TASK DESCRIPTION » Rewrite the rows below, changing each "orange-bar" to "amber-bar" and keeping everything else the same.

# start of SUPPLIED INFORMATION

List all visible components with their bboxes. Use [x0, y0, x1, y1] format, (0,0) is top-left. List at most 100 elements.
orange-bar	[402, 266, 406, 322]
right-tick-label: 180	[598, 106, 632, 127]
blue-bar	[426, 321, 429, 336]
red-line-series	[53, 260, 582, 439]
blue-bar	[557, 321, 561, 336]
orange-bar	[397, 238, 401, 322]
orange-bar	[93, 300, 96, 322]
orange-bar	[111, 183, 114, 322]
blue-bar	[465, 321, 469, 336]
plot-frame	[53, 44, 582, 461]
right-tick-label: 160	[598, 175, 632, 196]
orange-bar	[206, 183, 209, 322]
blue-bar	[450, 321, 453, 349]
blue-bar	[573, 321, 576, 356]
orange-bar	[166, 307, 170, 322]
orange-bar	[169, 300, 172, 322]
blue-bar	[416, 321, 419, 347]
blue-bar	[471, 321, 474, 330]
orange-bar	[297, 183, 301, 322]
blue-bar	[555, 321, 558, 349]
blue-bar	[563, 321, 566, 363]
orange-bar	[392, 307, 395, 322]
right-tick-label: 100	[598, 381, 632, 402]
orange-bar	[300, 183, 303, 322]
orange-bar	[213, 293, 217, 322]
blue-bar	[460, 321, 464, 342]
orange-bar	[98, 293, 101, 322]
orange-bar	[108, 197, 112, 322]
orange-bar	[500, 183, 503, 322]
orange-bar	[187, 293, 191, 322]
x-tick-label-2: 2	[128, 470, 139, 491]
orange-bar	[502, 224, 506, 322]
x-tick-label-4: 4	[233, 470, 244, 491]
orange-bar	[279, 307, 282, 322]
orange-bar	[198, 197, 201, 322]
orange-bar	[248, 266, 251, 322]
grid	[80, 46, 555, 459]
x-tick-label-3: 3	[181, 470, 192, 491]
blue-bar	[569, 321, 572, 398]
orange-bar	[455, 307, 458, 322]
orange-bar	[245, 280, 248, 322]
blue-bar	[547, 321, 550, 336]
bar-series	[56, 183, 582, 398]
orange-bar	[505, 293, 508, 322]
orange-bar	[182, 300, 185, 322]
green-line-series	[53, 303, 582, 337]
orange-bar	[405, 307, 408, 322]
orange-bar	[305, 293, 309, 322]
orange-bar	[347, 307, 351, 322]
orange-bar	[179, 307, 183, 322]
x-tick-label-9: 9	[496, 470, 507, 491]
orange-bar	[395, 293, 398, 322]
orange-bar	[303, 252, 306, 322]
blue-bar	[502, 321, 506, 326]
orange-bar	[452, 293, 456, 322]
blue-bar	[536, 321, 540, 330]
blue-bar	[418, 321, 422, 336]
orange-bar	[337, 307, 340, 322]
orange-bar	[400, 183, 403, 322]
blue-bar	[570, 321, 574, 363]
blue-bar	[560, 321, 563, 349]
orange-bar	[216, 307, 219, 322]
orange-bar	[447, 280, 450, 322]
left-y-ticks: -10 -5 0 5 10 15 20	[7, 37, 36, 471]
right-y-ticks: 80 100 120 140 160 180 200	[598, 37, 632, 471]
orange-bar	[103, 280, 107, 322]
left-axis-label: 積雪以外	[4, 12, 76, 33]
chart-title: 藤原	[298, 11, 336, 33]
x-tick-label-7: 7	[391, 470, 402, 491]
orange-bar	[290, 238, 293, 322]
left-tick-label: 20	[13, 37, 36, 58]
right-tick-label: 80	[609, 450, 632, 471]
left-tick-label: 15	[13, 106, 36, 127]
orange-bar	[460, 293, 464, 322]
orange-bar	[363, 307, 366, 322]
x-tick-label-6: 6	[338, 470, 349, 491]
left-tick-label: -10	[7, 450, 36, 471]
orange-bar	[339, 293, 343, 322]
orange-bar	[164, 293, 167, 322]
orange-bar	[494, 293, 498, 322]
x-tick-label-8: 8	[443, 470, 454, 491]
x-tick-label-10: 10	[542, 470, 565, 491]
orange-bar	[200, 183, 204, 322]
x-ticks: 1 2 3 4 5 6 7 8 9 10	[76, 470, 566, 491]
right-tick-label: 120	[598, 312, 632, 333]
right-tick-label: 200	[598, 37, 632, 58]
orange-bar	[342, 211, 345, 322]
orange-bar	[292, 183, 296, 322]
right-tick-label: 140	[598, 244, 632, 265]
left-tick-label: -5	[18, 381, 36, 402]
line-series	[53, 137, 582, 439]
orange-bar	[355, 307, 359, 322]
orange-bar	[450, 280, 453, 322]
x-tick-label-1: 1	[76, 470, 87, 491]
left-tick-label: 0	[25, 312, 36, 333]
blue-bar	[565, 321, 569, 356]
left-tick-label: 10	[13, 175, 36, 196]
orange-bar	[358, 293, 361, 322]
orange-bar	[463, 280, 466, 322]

# end of SUPPLIED INFORMATION

RESPONSE TO THIS TASK »
List all visible components with their bboxes. Use [x0, y0, x1, y1] format, (0,0) is top-left. List at most 100 elements.
amber-bar	[402, 266, 406, 322]
right-tick-label: 180	[598, 106, 632, 127]
blue-bar	[426, 321, 429, 336]
red-line-series	[53, 260, 582, 439]
blue-bar	[557, 321, 561, 336]
amber-bar	[397, 238, 401, 322]
amber-bar	[93, 300, 96, 322]
amber-bar	[111, 183, 114, 322]
blue-bar	[465, 321, 469, 336]
plot-frame	[53, 44, 582, 461]
right-tick-label: 160	[598, 175, 632, 196]
amber-bar	[206, 183, 209, 322]
blue-bar	[450, 321, 453, 349]
blue-bar	[573, 321, 576, 356]
amber-bar	[166, 307, 170, 322]
amber-bar	[169, 300, 172, 322]
blue-bar	[416, 321, 419, 347]
blue-bar	[471, 321, 474, 330]
amber-bar	[297, 183, 301, 322]
blue-bar	[555, 321, 558, 349]
blue-bar	[563, 321, 566, 363]
amber-bar	[392, 307, 395, 322]
right-tick-label: 100	[598, 381, 632, 402]
amber-bar	[300, 183, 303, 322]
amber-bar	[213, 293, 217, 322]
blue-bar	[460, 321, 464, 342]
amber-bar	[98, 293, 101, 322]
amber-bar	[108, 197, 112, 322]
amber-bar	[500, 183, 503, 322]
amber-bar	[187, 293, 191, 322]
x-tick-label-2: 2	[128, 470, 139, 491]
amber-bar	[502, 224, 506, 322]
x-tick-label-4: 4	[233, 470, 244, 491]
amber-bar	[279, 307, 282, 322]
amber-bar	[198, 197, 201, 322]
amber-bar	[248, 266, 251, 322]
grid	[80, 46, 555, 459]
x-tick-label-3: 3	[181, 470, 192, 491]
blue-bar	[569, 321, 572, 398]
amber-bar	[455, 307, 458, 322]
amber-bar	[245, 280, 248, 322]
blue-bar	[547, 321, 550, 336]
bar-series	[56, 183, 582, 398]
amber-bar	[505, 293, 508, 322]
amber-bar	[182, 300, 185, 322]
green-line-series	[53, 303, 582, 337]
amber-bar	[405, 307, 408, 322]
amber-bar	[305, 293, 309, 322]
amber-bar	[347, 307, 351, 322]
amber-bar	[179, 307, 183, 322]
x-tick-label-9: 9	[496, 470, 507, 491]
amber-bar	[395, 293, 398, 322]
amber-bar	[303, 252, 306, 322]
blue-bar	[502, 321, 506, 326]
amber-bar	[452, 293, 456, 322]
blue-bar	[536, 321, 540, 330]
blue-bar	[418, 321, 422, 336]
amber-bar	[337, 307, 340, 322]
amber-bar	[400, 183, 403, 322]
blue-bar	[570, 321, 574, 363]
blue-bar	[560, 321, 563, 349]
amber-bar	[216, 307, 219, 322]
amber-bar	[447, 280, 450, 322]
left-y-ticks: -10 -5 0 5 10 15 20	[7, 37, 36, 471]
right-y-ticks: 80 100 120 140 160 180 200	[598, 37, 632, 471]
amber-bar	[103, 280, 107, 322]
left-axis-label: 積雪以外	[4, 12, 76, 33]
chart-title: 藤原	[298, 11, 336, 33]
x-tick-label-7: 7	[391, 470, 402, 491]
amber-bar	[290, 238, 293, 322]
left-tick-label: 20	[13, 37, 36, 58]
right-tick-label: 80	[609, 450, 632, 471]
left-tick-label: 15	[13, 106, 36, 127]
amber-bar	[460, 293, 464, 322]
amber-bar	[363, 307, 366, 322]
x-tick-label-6: 6	[338, 470, 349, 491]
left-tick-label: -10	[7, 450, 36, 471]
amber-bar	[339, 293, 343, 322]
amber-bar	[164, 293, 167, 322]
amber-bar	[494, 293, 498, 322]
x-tick-label-8: 8	[443, 470, 454, 491]
x-tick-label-10: 10	[542, 470, 565, 491]
amber-bar	[200, 183, 204, 322]
x-ticks: 1 2 3 4 5 6 7 8 9 10	[76, 470, 566, 491]
right-tick-label: 120	[598, 312, 632, 333]
right-tick-label: 200	[598, 37, 632, 58]
amber-bar	[342, 211, 345, 322]
amber-bar	[292, 183, 296, 322]
right-tick-label: 140	[598, 244, 632, 265]
left-tick-label: -5	[18, 381, 36, 402]
line-series	[53, 137, 582, 439]
amber-bar	[355, 307, 359, 322]
amber-bar	[450, 280, 453, 322]
x-tick-label-1: 1	[76, 470, 87, 491]
left-tick-label: 0	[25, 312, 36, 333]
blue-bar	[565, 321, 569, 356]
left-tick-label: 10	[13, 175, 36, 196]
amber-bar	[358, 293, 361, 322]
amber-bar	[463, 280, 466, 322]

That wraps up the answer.